### Written request
Copy the lines holding the word "větru", all of them.

********************

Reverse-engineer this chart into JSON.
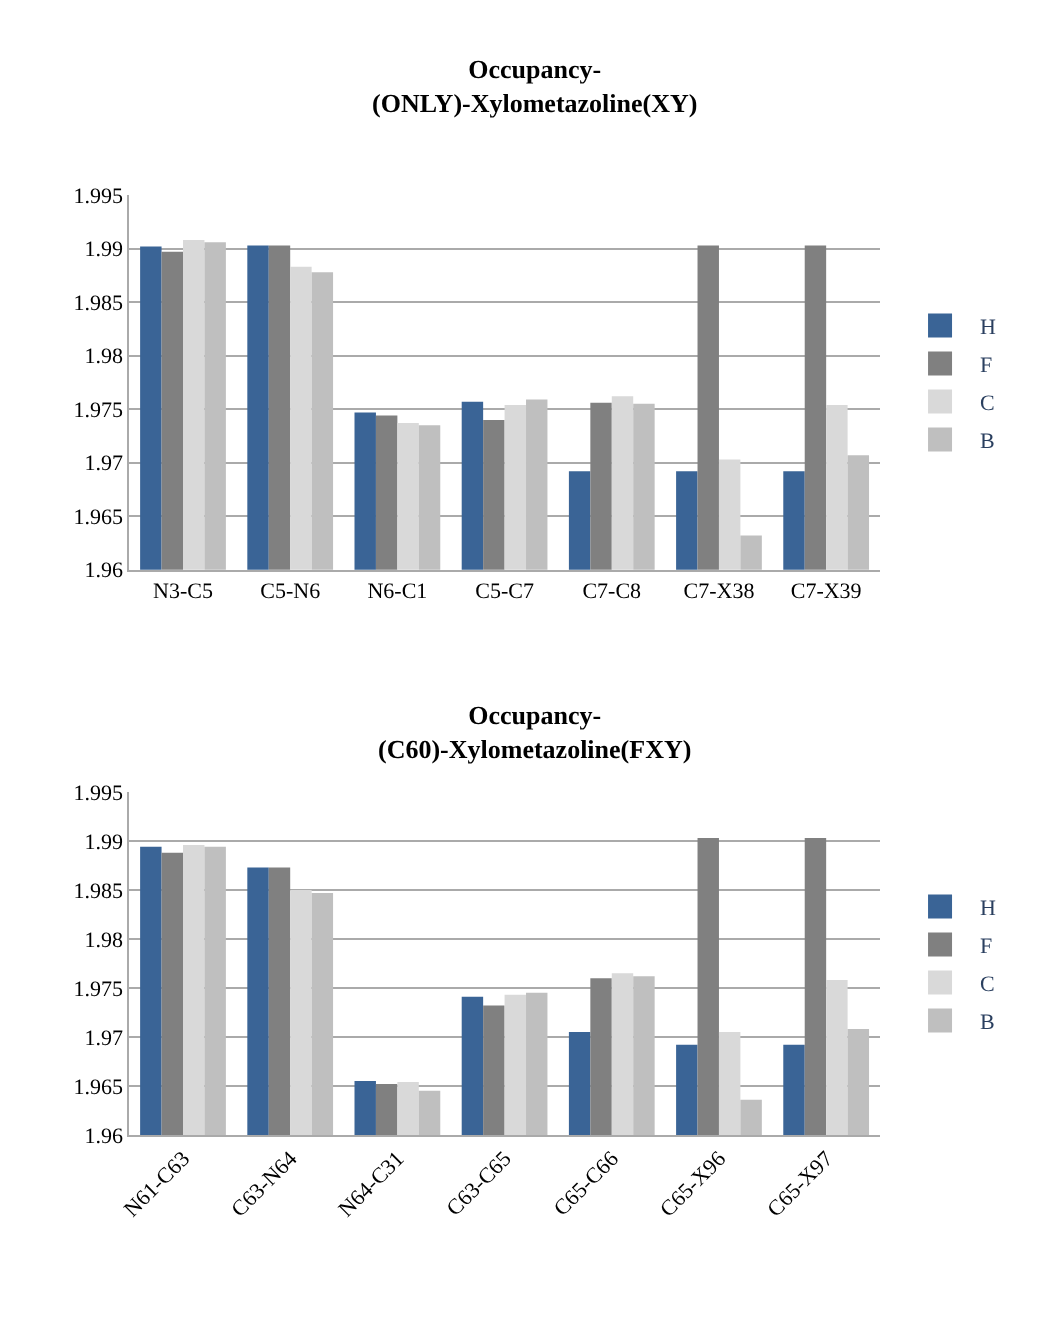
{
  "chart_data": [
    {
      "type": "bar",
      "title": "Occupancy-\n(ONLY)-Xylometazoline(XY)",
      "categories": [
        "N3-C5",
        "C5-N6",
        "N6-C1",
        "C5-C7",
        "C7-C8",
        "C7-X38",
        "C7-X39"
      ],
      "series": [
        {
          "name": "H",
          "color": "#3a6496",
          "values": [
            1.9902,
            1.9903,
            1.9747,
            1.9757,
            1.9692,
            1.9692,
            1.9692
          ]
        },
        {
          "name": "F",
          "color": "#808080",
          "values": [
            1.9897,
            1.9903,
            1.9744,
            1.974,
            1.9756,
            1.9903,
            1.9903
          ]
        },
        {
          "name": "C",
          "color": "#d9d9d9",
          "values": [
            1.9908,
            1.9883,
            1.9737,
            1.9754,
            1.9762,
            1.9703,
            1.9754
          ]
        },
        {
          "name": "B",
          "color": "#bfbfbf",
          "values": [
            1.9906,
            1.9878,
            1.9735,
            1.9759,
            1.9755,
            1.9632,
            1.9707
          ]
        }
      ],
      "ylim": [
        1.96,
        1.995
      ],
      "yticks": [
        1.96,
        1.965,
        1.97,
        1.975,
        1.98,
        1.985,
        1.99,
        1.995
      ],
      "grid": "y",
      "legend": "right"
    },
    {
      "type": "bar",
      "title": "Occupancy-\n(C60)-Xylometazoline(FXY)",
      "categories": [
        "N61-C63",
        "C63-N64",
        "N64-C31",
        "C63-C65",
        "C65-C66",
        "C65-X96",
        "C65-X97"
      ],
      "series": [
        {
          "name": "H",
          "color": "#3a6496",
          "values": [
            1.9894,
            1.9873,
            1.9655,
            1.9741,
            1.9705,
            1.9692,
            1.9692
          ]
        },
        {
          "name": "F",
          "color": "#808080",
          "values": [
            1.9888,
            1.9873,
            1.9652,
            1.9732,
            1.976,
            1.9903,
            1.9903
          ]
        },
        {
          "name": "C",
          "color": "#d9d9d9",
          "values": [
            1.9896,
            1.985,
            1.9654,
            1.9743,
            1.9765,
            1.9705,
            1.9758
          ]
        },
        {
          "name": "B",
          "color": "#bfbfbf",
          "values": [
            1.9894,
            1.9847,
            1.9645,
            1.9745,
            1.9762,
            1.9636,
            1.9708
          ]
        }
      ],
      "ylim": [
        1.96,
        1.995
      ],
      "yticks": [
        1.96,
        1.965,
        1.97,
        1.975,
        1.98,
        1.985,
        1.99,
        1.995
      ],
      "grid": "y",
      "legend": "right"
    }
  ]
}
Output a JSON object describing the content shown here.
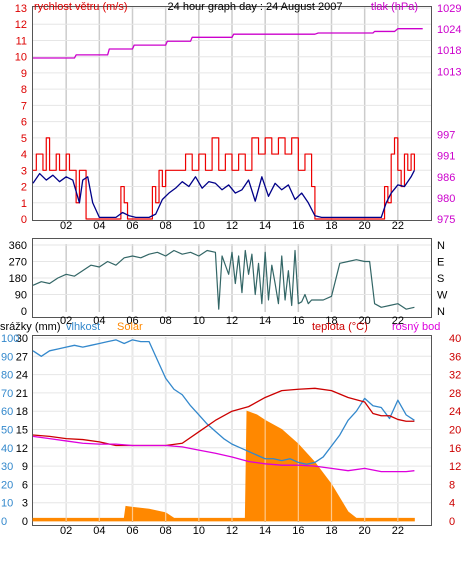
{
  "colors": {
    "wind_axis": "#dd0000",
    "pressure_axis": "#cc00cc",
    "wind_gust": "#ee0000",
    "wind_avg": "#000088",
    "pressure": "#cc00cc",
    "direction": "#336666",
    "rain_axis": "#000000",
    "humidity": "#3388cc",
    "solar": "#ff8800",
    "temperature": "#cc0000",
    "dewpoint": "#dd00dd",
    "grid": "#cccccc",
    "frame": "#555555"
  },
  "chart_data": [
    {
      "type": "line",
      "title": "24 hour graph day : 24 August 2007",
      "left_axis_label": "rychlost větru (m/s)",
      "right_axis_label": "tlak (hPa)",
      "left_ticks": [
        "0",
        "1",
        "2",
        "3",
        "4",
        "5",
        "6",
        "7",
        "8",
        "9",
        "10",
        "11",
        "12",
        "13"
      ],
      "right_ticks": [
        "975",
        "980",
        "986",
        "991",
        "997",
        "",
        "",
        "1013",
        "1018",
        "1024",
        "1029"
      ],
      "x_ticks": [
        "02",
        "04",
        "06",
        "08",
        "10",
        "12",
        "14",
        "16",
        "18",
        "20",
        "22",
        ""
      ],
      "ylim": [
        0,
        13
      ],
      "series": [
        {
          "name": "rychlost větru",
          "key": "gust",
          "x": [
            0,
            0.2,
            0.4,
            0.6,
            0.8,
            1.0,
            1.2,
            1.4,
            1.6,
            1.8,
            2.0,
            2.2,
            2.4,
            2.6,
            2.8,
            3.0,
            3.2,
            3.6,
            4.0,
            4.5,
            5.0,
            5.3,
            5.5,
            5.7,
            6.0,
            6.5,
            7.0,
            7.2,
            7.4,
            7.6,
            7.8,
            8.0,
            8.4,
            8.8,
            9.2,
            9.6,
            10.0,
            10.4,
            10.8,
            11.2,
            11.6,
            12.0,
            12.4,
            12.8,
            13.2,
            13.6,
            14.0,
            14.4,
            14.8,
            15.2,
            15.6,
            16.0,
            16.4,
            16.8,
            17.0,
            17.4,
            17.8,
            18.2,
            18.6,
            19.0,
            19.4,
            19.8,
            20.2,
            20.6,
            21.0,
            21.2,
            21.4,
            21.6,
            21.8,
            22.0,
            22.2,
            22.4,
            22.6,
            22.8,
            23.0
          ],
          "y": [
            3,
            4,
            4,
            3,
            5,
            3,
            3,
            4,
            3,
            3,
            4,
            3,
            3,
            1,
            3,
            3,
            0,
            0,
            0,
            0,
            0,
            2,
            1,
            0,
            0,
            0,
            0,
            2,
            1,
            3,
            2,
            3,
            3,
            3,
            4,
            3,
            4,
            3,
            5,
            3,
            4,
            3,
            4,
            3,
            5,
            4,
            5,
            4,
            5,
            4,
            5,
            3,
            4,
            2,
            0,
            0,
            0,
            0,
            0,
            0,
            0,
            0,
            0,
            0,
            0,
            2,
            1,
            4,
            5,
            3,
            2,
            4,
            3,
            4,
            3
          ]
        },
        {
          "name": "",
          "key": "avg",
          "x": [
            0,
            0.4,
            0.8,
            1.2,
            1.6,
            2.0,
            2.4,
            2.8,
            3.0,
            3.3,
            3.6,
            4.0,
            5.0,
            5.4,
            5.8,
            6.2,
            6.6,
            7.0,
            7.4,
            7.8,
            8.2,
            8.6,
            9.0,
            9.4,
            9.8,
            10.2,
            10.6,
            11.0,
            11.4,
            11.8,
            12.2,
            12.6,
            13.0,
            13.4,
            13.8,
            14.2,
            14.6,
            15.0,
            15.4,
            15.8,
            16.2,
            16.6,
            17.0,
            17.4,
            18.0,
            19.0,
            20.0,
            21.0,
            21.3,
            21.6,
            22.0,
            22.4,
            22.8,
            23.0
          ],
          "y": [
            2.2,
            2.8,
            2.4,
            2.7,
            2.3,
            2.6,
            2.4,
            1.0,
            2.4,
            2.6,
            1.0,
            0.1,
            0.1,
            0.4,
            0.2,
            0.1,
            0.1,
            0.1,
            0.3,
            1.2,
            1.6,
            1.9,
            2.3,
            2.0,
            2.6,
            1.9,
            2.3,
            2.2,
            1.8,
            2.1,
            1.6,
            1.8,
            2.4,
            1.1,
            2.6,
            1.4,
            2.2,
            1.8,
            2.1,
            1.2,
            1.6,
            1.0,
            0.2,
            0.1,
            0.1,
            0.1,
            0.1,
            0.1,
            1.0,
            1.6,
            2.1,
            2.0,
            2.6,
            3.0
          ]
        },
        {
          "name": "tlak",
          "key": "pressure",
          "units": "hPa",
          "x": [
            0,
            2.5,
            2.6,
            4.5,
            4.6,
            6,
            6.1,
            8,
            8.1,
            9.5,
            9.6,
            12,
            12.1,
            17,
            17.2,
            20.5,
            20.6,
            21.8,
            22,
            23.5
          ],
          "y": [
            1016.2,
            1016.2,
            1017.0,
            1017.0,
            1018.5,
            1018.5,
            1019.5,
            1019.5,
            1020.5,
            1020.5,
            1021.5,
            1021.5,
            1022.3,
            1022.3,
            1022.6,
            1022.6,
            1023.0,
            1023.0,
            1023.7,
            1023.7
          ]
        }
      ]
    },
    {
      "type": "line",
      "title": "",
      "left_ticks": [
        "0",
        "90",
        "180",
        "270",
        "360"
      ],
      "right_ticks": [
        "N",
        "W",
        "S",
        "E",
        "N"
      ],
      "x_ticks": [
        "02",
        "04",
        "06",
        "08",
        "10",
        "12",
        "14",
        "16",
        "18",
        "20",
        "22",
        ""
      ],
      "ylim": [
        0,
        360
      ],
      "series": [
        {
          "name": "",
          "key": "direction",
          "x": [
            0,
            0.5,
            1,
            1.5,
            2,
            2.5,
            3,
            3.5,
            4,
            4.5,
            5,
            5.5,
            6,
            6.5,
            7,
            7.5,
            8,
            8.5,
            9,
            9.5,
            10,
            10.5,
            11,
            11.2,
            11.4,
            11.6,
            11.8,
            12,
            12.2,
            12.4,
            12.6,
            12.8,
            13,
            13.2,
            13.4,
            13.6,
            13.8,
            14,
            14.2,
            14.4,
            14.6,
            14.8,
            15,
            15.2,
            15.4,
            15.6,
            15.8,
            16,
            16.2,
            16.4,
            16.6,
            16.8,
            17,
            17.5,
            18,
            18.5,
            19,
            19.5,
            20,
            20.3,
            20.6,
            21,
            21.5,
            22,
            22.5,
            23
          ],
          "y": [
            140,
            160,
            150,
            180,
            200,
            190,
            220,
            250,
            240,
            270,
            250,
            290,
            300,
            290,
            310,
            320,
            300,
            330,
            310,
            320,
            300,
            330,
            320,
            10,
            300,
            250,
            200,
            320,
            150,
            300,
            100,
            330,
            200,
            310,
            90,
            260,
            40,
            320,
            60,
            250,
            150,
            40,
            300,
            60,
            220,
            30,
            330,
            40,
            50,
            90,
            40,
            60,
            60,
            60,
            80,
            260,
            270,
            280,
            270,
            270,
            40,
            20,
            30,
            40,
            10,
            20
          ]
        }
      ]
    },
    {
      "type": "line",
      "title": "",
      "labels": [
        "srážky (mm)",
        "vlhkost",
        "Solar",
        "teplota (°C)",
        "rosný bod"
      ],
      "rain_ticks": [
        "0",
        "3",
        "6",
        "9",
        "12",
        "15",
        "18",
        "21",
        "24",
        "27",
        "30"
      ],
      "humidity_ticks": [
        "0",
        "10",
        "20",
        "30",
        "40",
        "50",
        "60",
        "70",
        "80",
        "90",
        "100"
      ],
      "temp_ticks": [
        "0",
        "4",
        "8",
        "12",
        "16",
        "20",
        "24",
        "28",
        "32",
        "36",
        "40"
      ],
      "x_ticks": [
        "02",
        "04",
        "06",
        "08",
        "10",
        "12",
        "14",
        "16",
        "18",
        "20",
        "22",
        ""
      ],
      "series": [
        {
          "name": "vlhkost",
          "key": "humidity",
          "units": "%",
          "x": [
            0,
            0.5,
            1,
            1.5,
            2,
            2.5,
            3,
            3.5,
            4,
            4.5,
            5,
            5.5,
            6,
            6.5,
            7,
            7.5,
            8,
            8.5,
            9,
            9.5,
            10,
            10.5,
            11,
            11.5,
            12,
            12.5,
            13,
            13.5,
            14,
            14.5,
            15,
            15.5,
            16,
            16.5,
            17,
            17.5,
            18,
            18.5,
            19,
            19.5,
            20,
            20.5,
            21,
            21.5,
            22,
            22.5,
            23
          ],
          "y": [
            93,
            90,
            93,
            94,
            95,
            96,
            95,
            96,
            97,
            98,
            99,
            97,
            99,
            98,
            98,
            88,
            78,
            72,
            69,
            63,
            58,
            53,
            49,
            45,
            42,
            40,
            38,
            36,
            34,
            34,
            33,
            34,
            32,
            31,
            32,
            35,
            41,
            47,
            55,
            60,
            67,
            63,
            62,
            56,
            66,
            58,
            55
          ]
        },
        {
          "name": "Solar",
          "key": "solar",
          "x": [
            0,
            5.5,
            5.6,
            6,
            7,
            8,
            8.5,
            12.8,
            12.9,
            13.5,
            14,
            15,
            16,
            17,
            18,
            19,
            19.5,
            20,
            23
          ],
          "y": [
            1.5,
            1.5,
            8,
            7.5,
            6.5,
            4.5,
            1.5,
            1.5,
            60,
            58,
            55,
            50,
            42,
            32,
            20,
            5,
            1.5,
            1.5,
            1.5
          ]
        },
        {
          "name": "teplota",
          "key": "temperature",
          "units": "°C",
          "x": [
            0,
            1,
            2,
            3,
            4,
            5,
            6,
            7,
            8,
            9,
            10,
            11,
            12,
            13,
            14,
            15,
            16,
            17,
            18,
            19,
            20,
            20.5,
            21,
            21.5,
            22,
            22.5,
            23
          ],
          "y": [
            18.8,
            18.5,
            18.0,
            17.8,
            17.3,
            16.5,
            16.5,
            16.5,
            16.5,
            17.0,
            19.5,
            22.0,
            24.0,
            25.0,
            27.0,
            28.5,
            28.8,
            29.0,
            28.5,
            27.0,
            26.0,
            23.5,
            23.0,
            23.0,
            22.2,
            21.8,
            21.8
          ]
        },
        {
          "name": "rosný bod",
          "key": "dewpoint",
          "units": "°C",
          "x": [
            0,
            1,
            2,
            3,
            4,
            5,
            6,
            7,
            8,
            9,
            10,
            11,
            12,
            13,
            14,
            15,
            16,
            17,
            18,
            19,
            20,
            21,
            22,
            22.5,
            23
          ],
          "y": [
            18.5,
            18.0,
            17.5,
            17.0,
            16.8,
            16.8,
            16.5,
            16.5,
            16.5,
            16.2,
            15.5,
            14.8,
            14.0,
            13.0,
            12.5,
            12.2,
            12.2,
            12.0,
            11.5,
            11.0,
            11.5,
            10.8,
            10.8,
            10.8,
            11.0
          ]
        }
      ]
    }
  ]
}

********************

### Written solution
      "left_axis_label": "rychlost větru (m/s)",
          "name": "rychlost větru",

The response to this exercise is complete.